▶ **Arbeitsanweisung 1**
Bearbeiten Sie die Einträge vom ersten bis einschließlich zu dem mit „x-tick-label: 2.6 <box>664 544 683 558</box>“, indem Sie darin „x-tick-label“ durch „x-axis-tick“ ersetzen. Alles Übrige bleibt unverändert.

▶ **Leseauszug**
▶
Urteil: Können Einkünfte aus Kapitalvermögen die Einkommensteuer mindern?

Bei entsprechender Antragstellung ermäßigt sich die Einkommensteuer für haushaltsnahe Beschäftigungsverhältnisse, haushaltsnahe Dienstleistungen und Handwerkerleistungen um 20 Prozent der getragenen Aufwendungen – jedoch maximal um bestimmte Höchstbeträge. Im vorliegenden Fall erzielte die Klägerin Einkünfte aus der Land- und Forstwirtschaft, aus einem Gewerbebetrieb, aus Vermietung und Verpachtung sowie sonstige Einkünfte. Die Summe der Einkünfte, sowie das zu versteuernde Einkommen, waren negativ. Hingegen erzielte die Klägerin positive Einkünfte aus Kapitalvermögen.

Auf dieses spezielle Einkommen war ein gesonderter Steuertarif von 25 Prozent anzuwenden. Die für Aufwendungen aus anderen Einkünften geltend gemachte Steuerermäßigung lehnte das Finanzamt allerdings ab. Da eine beantragte Günstiger-Prüfung (Günstiger-Prüfung bedeutet, dass in Fällen, in denen der Steuerpflichtige ein Wahlrecht hat, vom Finanzamt eine Überprüfung durchgeführt wird, mit welcher der möglichen Varianten der Steuerpflichtige besser gestellt ist.) nicht zu einer niedrigeren Steuer führte, wurden die Kapitalerträge nicht in die Ermittlung der tariflichen Einkommensteuer einbezogen. Das hatte zur Folge, dass die tariflich zu versteuernden Einkünfte null Euro betrugen und damit keine Steuerermäßigung nach den Einkommenssteuer-Gesetz. Dies bestätigten sowohl das Finanzgericht wie auch anschließend der Bundesfinanzhof (BFH).
◀
▶ **Auszug aus dem Datensatz**
▶
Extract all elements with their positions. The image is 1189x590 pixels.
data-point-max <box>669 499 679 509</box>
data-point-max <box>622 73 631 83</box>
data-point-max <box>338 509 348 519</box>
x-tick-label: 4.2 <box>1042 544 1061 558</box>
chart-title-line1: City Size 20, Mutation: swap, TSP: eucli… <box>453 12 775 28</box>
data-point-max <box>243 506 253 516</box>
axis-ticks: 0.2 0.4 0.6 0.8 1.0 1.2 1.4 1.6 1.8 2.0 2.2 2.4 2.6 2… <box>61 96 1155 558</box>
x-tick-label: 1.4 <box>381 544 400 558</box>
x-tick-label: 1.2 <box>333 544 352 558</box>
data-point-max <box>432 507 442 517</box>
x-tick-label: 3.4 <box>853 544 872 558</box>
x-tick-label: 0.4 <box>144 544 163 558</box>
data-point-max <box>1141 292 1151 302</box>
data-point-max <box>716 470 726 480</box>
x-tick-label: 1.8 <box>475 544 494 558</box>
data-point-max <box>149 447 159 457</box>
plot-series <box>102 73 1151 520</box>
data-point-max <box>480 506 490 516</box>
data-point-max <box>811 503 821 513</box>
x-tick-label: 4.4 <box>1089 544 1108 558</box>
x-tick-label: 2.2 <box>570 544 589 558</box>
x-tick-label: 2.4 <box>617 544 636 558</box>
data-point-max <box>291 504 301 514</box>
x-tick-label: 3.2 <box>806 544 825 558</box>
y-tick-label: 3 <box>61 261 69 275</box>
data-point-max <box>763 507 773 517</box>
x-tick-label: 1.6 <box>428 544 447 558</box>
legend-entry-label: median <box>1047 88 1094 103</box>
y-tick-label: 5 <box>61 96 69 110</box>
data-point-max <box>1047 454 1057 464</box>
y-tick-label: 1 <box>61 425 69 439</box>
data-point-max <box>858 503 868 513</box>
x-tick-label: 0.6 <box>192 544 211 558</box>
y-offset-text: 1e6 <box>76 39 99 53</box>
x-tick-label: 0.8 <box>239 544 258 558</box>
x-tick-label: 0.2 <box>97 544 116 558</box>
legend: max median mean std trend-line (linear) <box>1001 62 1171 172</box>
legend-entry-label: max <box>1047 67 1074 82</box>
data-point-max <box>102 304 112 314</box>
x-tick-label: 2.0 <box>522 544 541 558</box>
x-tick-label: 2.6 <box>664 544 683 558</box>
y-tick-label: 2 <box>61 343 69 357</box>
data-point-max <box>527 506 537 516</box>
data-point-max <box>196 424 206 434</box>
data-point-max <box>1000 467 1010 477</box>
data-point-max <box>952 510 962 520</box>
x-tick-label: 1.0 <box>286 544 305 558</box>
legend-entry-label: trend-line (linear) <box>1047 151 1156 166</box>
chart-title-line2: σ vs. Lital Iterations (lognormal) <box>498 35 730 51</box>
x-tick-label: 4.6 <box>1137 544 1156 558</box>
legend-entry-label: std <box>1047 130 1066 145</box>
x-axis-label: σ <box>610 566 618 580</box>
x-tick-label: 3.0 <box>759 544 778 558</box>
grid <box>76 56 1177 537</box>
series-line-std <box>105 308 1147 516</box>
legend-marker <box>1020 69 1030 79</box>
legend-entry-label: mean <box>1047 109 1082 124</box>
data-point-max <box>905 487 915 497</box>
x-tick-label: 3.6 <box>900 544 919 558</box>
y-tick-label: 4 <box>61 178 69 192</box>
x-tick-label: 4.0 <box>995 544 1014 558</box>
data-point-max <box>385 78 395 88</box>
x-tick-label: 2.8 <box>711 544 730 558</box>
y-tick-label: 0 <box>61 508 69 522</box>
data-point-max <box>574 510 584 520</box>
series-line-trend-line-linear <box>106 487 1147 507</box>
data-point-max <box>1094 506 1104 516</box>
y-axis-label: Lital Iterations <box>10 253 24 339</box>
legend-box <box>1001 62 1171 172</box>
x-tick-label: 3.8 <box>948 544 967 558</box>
◀
▶ **Arbeitsanweisung 2**
Geben Sie den Auszug zum Urteil über Einkünfte aus Kapitalvermögen vollständig und wortgetreu wieder.

▶ **Richtige Antwort 1**
Extract all elements with their positions. The image is 1189x590 pixels.
data-point-max <box>669 499 679 509</box>
data-point-max <box>622 73 631 83</box>
data-point-max <box>338 509 348 519</box>
x-axis-tick: 4.2 <box>1042 544 1061 558</box>
chart-title-line1: City Size 20, Mutation: swap, TSP: eucli… <box>453 12 775 28</box>
data-point-max <box>243 506 253 516</box>
axis-ticks: 0.2 0.4 0.6 0.8 1.0 1.2 1.4 1.6 1.8 2.0 2.2 2.4 2.6 2… <box>61 96 1155 558</box>
x-axis-tick: 1.4 <box>381 544 400 558</box>
x-axis-tick: 1.2 <box>333 544 352 558</box>
data-point-max <box>432 507 442 517</box>
x-axis-tick: 3.4 <box>853 544 872 558</box>
x-axis-tick: 0.4 <box>144 544 163 558</box>
data-point-max <box>1141 292 1151 302</box>
data-point-max <box>716 470 726 480</box>
x-axis-tick: 1.8 <box>475 544 494 558</box>
data-point-max <box>149 447 159 457</box>
plot-series <box>102 73 1151 520</box>
data-point-max <box>480 506 490 516</box>
data-point-max <box>811 503 821 513</box>
x-axis-tick: 4.4 <box>1089 544 1108 558</box>
x-axis-tick: 2.2 <box>570 544 589 558</box>
x-axis-tick: 2.4 <box>617 544 636 558</box>
data-point-max <box>291 504 301 514</box>
x-axis-tick: 3.2 <box>806 544 825 558</box>
y-tick-label: 3 <box>61 261 69 275</box>
data-point-max <box>763 507 773 517</box>
x-axis-tick: 1.6 <box>428 544 447 558</box>
legend-entry-label: median <box>1047 88 1094 103</box>
y-tick-label: 5 <box>61 96 69 110</box>
data-point-max <box>1047 454 1057 464</box>
y-tick-label: 1 <box>61 425 69 439</box>
data-point-max <box>858 503 868 513</box>
x-axis-tick: 0.6 <box>192 544 211 558</box>
y-offset-text: 1e6 <box>76 39 99 53</box>
x-axis-tick: 0.8 <box>239 544 258 558</box>
x-axis-tick: 0.2 <box>97 544 116 558</box>
legend: max median mean std trend-line (linear) <box>1001 62 1171 172</box>
legend-entry-label: max <box>1047 67 1074 82</box>
data-point-max <box>102 304 112 314</box>
x-axis-tick: 2.0 <box>522 544 541 558</box>
x-axis-tick: 2.6 <box>664 544 683 558</box>

▶ **Richtige Antwort 2**
Urteil: Können Einkünfte aus Kapitalvermögen die Einkommensteuer mindern?

Bei entsprechender Antragstellung ermäßigt sich die Einkommensteuer für haushaltsnahe Beschäftigungsverhältnisse, haushaltsnahe Dienstleistungen und Handwerkerleistungen um 20 Prozent der getragenen Aufwendungen – jedoch maximal um bestimmte Höchstbeträge. Im vorliegenden Fall erzielte die Klägerin Einkünfte aus der Land- und Forstwirtschaft, aus einem Gewerbebetrieb, aus Vermietung und Verpachtung sowie sonstige Einkünfte. Die Summe der Einkünfte, sowie das zu versteuernde Einkommen, waren negativ. Hingegen erzielte die Klägerin positive Einkünfte aus Kapitalvermögen.

Auf dieses spezielle Einkommen war ein gesonderter Steuertarif von 25 Prozent anzuwenden. Die für Aufwendungen aus anderen Einkünften geltend gemachte Steuerermäßigung lehnte das Finanzamt allerdings ab. Da eine beantragte Günstiger-Prüfung (Günstiger-Prüfung bedeutet, dass in Fällen, in denen der Steuerpflichtige ein Wahlrecht hat, vom Finanzamt eine Überprüfung durchgeführt wird, mit welcher der möglichen Varianten der Steuerpflichtige besser gestellt ist.) nicht zu einer niedrigeren Steuer führte, wurden die Kapitalerträge nicht in die Ermittlung der tariflichen Einkommensteuer einbezogen. Das hatte zur Folge, dass die tariflich zu versteuernden Einkünfte null Euro betrugen und damit keine Steuerermäßigung nach den Einkommenssteuer-Gesetz. Dies bestätigten sowohl das Finanzgericht wie auch anschließend der Bundesfinanzhof (BFH).